→ REQUIRED WORK: Give a verbatim quotation of every record.

::::

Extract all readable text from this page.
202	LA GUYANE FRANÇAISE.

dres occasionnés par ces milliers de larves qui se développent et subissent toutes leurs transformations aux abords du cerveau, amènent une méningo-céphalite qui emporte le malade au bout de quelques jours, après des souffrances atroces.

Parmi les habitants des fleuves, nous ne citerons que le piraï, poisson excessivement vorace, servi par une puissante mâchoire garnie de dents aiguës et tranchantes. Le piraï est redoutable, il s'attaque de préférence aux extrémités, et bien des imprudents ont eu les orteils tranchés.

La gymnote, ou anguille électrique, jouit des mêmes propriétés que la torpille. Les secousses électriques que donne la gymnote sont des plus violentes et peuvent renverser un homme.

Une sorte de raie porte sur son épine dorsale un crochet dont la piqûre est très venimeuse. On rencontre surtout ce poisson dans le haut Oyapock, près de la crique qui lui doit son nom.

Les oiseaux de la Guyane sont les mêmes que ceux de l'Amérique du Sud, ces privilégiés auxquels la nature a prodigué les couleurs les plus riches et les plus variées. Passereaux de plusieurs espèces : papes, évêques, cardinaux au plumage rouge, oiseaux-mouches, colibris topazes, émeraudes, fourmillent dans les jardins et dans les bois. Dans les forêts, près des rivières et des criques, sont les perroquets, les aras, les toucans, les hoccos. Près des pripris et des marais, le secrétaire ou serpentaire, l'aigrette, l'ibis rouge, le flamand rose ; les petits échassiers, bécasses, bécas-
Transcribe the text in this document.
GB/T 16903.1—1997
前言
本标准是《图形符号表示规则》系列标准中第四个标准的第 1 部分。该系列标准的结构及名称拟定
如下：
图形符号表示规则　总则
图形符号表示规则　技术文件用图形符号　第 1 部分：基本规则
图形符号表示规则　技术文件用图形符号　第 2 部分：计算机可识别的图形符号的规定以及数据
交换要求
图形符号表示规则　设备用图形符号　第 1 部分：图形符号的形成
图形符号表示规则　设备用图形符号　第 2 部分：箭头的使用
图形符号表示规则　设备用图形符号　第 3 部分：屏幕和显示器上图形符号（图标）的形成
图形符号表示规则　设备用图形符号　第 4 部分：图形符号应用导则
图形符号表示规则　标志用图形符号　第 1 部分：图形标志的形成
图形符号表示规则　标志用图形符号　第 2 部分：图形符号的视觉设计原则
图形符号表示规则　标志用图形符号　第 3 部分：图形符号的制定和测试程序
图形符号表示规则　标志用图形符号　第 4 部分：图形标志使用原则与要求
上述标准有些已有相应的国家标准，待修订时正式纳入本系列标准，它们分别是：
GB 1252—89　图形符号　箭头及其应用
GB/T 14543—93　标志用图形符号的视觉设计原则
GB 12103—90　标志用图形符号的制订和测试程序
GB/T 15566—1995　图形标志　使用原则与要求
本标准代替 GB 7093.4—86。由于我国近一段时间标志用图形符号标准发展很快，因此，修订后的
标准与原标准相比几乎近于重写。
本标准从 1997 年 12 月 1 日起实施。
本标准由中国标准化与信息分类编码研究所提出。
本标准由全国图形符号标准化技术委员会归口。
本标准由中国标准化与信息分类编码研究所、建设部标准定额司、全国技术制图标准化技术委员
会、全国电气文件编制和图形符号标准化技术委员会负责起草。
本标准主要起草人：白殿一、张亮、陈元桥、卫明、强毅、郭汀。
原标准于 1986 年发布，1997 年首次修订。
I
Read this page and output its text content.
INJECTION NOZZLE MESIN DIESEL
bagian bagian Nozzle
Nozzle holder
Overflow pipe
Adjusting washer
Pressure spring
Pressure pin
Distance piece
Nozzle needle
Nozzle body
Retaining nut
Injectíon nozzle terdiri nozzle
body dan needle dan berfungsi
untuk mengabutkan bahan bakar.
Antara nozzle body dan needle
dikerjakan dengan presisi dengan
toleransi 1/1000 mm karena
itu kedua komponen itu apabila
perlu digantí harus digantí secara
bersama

::::

→ COMPLETED EXERCISE:
Extract all readable text from this page.
202	LA GUYANE FRANÇAISE.

dres occasionnés par ces milliers de larves qui se développent et subissent toutes leurs transformations aux abords du cerveau, amènent une méningo-céphalite qui emporte le malade au bout de quelques jours, après des souffrances atroces.

Parmi les habitants des fleuves, nous ne citerons que le piraï, poisson excessivement vorace, servi par une puissante mâchoire garnie de dents aiguës et tranchantes. Le piraï est redoutable, il s'attaque de préférence aux extrémités, et bien des imprudents ont eu les orteils tranchés.

La gymnote, ou anguille électrique, jouit des mêmes propriétés que la torpille. Les secousses électriques que donne la gymnote sont des plus violentes et peuvent renverser un homme.

Une sorte de raie porte sur son épine dorsale un crochet dont la piqûre est très venimeuse. On rencontre surtout ce poisson dans le haut Oyapock, près de la crique qui lui doit son nom.

Les oiseaux de la Guyane sont les mêmes que ceux de l'Amérique du Sud, ces privilégiés auxquels la nature a prodigué les couleurs les plus riches et les plus variées. Passereaux de plusieurs espèces : papes, évêques, cardinaux au plumage rouge, oiseaux-mouches, colibris topazes, émeraudes, fourmillent dans les jardins et dans les bois. Dans les forêts, près des rivières et des criques, sont les perroquets, les aras, les toucans, les hoccos. Près des pripris et des marais, le secrétaire ou serpentaire, l'aigrette, l'ibis rouge, le flamand rose ; les petits échassiers, bécasses, bécas-
Transcribe the text in this document.
GB/T 16903.1—1997
前言
本标准是《图形符号表示规则》系列标准中第四个标准的第 1 部分。该系列标准的结构及名称拟定
如下：
图形符号表示规则　总则
图形符号表示规则　技术文件用图形符号　第 1 部分：基本规则
图形符号表示规则　技术文件用图形符号　第 2 部分：计算机可识别的图形符号的规定以及数据
交换要求
图形符号表示规则　设备用图形符号　第 1 部分：图形符号的形成
图形符号表示规则　设备用图形符号　第 2 部分：箭头的使用
图形符号表示规则　设备用图形符号　第 3 部分：屏幕和显示器上图形符号（图标）的形成
图形符号表示规则　设备用图形符号　第 4 部分：图形符号应用导则
图形符号表示规则　标志用图形符号　第 1 部分：图形标志的形成
图形符号表示规则　标志用图形符号　第 2 部分：图形符号的视觉设计原则
图形符号表示规则　标志用图形符号　第 3 部分：图形符号的制定和测试程序
图形符号表示规则　标志用图形符号　第 4 部分：图形标志使用原则与要求
上述标准有些已有相应的国家标准，待修订时正式纳入本系列标准，它们分别是：
GB 1252—89　图形符号　箭头及其应用
GB/T 14543—93　标志用图形符号的视觉设计原则
GB 12103—90　标志用图形符号的制订和测试程序
GB/T 15566—1995　图形标志　使用原则与要求
本标准代替 GB 7093.4—86。由于我国近一段时间标志用图形符号标准发展很快，因此，修订后的
标准与原标准相比几乎近于重写。
本标准从 1997 年 12 月 1 日起实施。
本标准由中国标准化与信息分类编码研究所提出。
本标准由全国图形符号标准化技术委员会归口。
本标准由中国标准化与信息分类编码研究所、建设部标准定额司、全国技术制图标准化技术委员
会、全国电气文件编制和图形符号标准化技术委员会负责起草。
本标准主要起草人：白殿一、张亮、陈元桥、卫明、强毅、郭汀。
原标准于 1986 年发布，1997 年首次修订。
I
Read this page and output its text content.
INJECTION NOZZLE MESIN DIESEL
bagian bagian Nozzle
Nozzle holder
Overflow pipe
Adjusting washer
Pressure spring
Pressure pin
Distance piece
Nozzle needle
Nozzle body
Retaining nut
Injectíon nozzle terdiri nozzle
body dan needle dan berfungsi
untuk mengabutkan bahan bakar.
Antara nozzle body dan needle
dikerjakan dengan presisi dengan
toleransi 1/1000 mm karena
itu kedua komponen itu apabila
perlu digantí harus digantí secara
bersama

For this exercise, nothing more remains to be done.